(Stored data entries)

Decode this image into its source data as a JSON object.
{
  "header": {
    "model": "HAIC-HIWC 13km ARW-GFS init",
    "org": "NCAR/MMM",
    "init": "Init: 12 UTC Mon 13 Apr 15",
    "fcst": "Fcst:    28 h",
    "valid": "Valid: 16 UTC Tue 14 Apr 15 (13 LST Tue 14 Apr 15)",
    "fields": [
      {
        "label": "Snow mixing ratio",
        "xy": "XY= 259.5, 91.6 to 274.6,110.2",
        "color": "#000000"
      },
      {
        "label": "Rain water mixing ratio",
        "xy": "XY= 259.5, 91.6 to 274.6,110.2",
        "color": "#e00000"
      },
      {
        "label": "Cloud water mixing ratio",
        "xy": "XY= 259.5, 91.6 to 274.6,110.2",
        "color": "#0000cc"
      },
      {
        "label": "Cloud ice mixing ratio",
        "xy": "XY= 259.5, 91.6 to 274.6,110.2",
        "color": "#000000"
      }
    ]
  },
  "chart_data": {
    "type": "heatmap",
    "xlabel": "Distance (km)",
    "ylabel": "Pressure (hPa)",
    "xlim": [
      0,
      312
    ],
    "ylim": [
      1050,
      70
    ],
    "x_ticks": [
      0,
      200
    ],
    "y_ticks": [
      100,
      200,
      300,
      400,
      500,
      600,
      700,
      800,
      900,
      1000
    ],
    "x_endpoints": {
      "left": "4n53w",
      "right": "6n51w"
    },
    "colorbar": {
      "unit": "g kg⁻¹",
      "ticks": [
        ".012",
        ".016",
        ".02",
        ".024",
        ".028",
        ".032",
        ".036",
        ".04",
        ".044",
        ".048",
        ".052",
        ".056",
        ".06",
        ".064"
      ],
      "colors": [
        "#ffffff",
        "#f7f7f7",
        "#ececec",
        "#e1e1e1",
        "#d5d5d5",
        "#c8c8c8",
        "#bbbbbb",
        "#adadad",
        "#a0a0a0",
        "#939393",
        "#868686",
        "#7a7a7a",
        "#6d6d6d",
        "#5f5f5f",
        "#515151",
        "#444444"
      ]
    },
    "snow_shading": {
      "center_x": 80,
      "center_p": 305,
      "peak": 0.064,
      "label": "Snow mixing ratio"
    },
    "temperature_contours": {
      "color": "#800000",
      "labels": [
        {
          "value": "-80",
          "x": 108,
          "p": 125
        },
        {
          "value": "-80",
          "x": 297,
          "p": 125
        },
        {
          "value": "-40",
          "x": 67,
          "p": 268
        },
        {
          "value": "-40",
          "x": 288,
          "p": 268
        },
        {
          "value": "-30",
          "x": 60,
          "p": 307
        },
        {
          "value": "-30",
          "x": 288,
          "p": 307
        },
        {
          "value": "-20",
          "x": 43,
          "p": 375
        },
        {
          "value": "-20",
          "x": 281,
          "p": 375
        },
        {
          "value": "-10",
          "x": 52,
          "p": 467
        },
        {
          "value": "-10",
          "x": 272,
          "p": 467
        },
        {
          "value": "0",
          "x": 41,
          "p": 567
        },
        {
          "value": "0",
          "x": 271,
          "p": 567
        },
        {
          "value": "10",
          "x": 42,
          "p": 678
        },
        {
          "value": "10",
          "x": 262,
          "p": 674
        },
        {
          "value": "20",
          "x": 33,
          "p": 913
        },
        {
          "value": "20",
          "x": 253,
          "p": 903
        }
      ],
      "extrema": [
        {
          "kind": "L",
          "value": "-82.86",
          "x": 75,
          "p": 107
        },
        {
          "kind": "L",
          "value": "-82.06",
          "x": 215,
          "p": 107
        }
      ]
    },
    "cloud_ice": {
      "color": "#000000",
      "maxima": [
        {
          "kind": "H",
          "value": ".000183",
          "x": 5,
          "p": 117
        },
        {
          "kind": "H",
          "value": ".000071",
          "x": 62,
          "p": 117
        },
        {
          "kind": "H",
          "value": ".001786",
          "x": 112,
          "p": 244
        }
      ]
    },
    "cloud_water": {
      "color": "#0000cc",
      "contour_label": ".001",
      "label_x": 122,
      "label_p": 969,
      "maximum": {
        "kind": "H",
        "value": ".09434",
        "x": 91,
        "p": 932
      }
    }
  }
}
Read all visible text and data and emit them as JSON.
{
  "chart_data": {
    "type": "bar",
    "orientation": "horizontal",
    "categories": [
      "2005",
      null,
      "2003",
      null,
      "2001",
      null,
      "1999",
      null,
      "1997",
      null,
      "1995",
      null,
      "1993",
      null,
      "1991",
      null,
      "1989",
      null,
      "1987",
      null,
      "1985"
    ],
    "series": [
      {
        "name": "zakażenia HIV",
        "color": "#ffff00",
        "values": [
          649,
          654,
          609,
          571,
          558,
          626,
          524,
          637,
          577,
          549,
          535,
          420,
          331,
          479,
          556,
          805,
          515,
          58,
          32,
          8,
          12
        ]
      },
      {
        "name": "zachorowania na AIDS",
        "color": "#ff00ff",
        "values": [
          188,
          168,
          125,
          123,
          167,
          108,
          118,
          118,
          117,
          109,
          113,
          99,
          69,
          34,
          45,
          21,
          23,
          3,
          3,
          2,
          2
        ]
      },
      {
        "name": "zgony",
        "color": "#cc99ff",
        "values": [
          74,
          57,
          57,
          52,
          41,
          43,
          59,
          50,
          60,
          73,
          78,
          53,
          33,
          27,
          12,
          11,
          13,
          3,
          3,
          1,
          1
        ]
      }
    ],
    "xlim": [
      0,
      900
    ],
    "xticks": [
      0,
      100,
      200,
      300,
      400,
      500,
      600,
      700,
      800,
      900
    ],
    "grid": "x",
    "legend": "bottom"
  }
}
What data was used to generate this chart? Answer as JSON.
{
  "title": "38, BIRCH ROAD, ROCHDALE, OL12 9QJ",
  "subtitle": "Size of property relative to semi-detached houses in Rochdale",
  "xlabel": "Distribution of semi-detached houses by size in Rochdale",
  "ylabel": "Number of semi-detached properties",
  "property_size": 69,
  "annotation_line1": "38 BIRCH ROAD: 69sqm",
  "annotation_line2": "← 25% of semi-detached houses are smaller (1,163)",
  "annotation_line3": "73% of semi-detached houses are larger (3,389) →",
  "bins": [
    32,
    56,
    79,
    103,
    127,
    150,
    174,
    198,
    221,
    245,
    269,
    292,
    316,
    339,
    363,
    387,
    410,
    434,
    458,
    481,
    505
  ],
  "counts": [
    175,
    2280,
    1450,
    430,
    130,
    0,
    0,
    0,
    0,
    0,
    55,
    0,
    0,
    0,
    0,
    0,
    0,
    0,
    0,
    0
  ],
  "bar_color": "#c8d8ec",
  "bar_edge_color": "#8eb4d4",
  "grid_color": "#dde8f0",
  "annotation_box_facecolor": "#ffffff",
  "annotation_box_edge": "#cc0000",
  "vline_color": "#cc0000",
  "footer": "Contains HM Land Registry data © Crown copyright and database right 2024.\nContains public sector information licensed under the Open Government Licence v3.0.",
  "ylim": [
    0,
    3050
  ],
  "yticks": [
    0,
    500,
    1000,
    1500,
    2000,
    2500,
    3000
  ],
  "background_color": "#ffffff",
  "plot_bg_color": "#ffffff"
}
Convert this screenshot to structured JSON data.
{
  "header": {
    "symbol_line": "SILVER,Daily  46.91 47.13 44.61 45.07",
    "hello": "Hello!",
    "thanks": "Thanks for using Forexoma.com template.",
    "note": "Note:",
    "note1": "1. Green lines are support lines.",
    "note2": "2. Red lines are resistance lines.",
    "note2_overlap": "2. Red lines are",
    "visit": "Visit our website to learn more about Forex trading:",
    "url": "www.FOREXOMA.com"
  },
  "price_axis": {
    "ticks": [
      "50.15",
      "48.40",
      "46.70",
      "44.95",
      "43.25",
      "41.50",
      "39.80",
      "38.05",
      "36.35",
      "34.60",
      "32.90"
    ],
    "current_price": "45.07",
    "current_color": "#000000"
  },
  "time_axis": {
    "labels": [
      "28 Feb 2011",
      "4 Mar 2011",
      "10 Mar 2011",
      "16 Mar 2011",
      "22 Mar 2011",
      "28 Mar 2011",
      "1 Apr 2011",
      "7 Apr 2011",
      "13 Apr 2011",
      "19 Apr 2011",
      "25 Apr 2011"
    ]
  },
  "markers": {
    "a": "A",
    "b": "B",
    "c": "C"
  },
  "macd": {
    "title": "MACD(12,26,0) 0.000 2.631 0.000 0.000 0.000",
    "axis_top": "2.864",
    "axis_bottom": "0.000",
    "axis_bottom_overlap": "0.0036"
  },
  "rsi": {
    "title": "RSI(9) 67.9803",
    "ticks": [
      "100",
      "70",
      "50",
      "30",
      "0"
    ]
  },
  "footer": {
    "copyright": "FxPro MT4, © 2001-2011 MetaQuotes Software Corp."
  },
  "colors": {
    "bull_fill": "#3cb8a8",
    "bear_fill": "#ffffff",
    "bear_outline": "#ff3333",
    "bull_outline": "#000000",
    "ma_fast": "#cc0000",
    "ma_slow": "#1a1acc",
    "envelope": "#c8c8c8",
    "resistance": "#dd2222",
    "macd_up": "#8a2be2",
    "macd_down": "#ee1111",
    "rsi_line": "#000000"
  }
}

• EXERCISE AIM
Look over the listing. Pull out every line with the string "ffffff" in it.

• COMPLETED EXERCISE
        "#ffffff",
  "annotation_box_facecolor": "#ffffff",
  "background_color": "#ffffff",
  "plot_bg_color": "#ffffff"
    "bear_fill": "#ffffff",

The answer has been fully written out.